*What to work on*:
Find every line with the word "range". Copy those lines.

*Material provided*:

▬▬▬▬▬▬

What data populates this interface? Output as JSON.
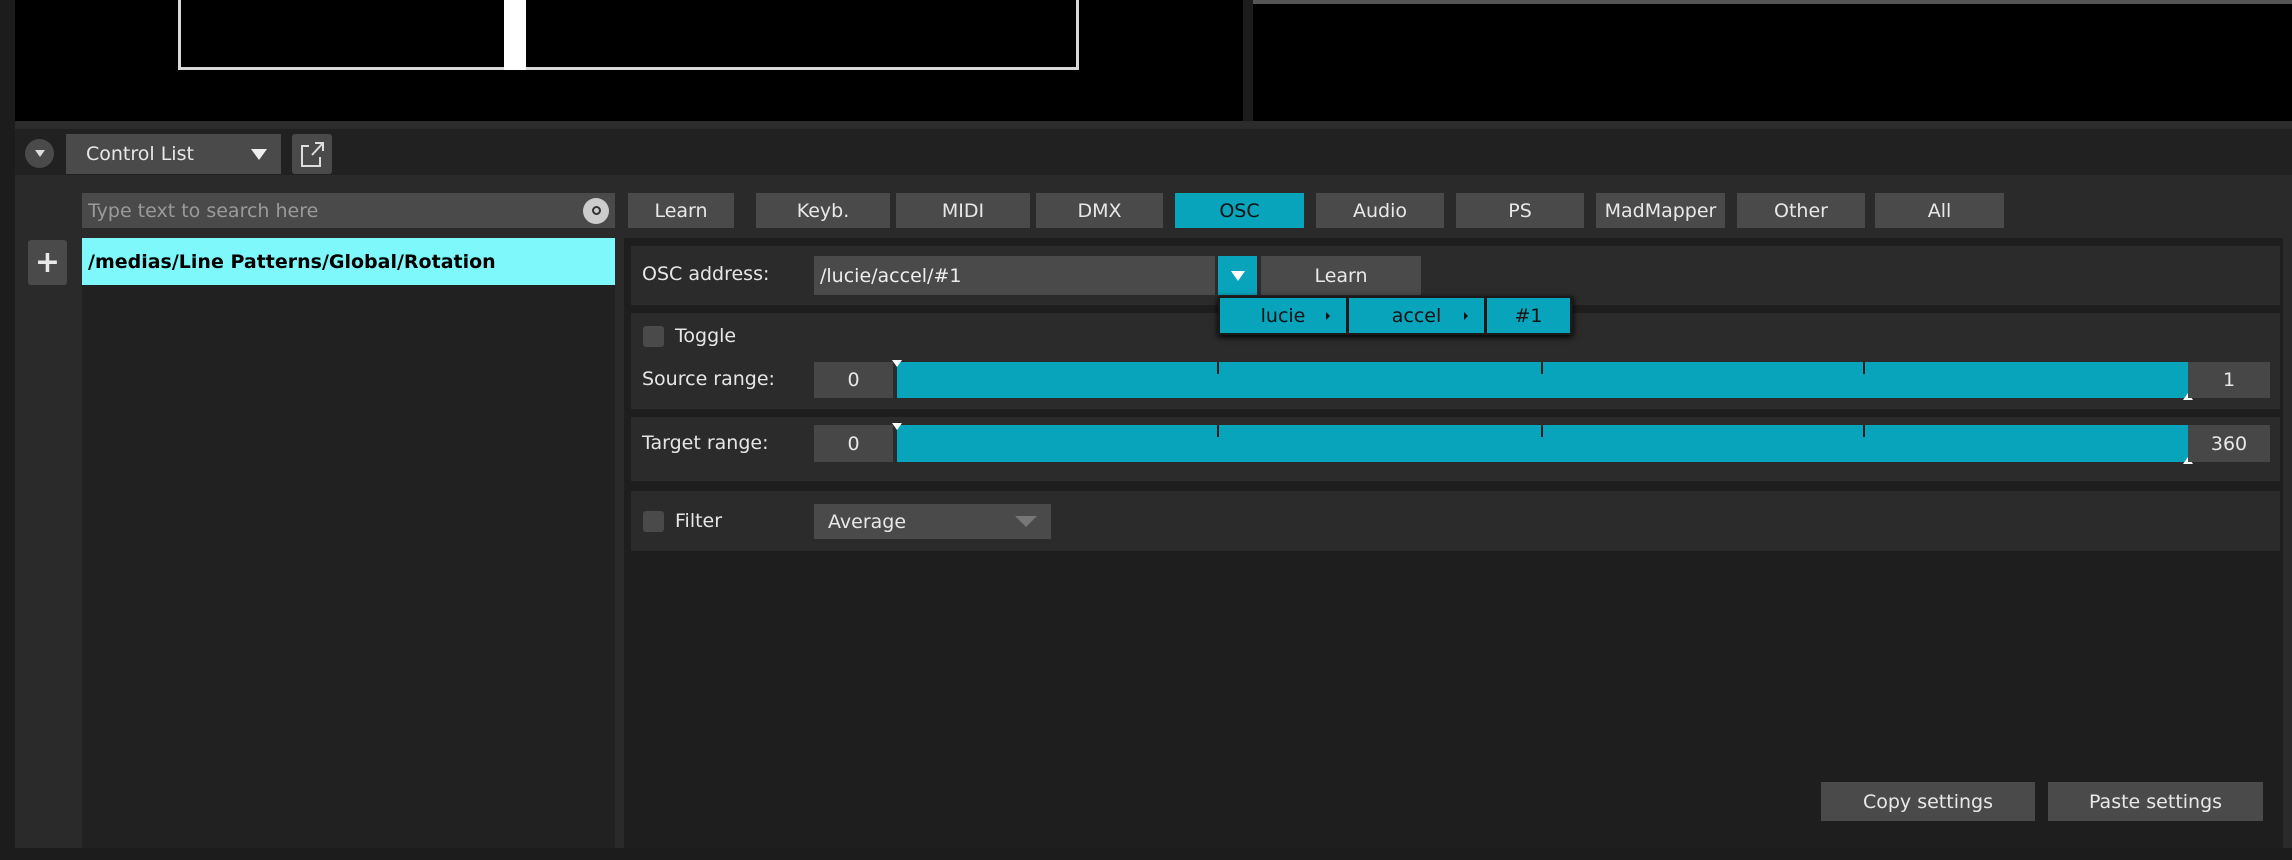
{
  "toolbar": {
    "view_select": "Control List"
  },
  "search": {
    "placeholder": "Type text to search here"
  },
  "filters": [
    {
      "label": "Learn",
      "active": false
    },
    {
      "label": "Keyb.",
      "active": false
    },
    {
      "label": "MIDI",
      "active": false
    },
    {
      "label": "DMX",
      "active": false
    },
    {
      "label": "OSC",
      "active": true
    },
    {
      "label": "Audio",
      "active": false
    },
    {
      "label": "PS",
      "active": false
    },
    {
      "label": "MadMapper",
      "active": false
    },
    {
      "label": "Other",
      "active": false
    },
    {
      "label": "All",
      "active": false
    }
  ],
  "controls": [
    {
      "label": "/medias/Line Patterns/Global/Rotation",
      "selected": true
    }
  ],
  "detail": {
    "osc_label": "OSC address:",
    "osc_value": "/lucie/accel/#1",
    "learn_label": "Learn",
    "menu": [
      {
        "label": "lucie",
        "submenu": true
      },
      {
        "label": "accel",
        "submenu": true
      },
      {
        "label": "#1",
        "submenu": false
      }
    ],
    "toggle_label": "Toggle",
    "toggle_checked": false,
    "source_label": "Source range:",
    "source_min": "0",
    "source_max": "1",
    "target_label": "Target range:",
    "target_min": "0",
    "target_max": "360",
    "filter_label": "Filter",
    "filter_checked": false,
    "filter_value": "Average",
    "copy_label": "Copy settings",
    "paste_label": "Paste settings"
  },
  "colors": {
    "accent": "#07a4bb",
    "selection": "#7ff8fc"
  }
}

▬▬▬▬▬▬

*Completed exercise*:
    "source_label": "Source range:",
    "target_label": "Target range:",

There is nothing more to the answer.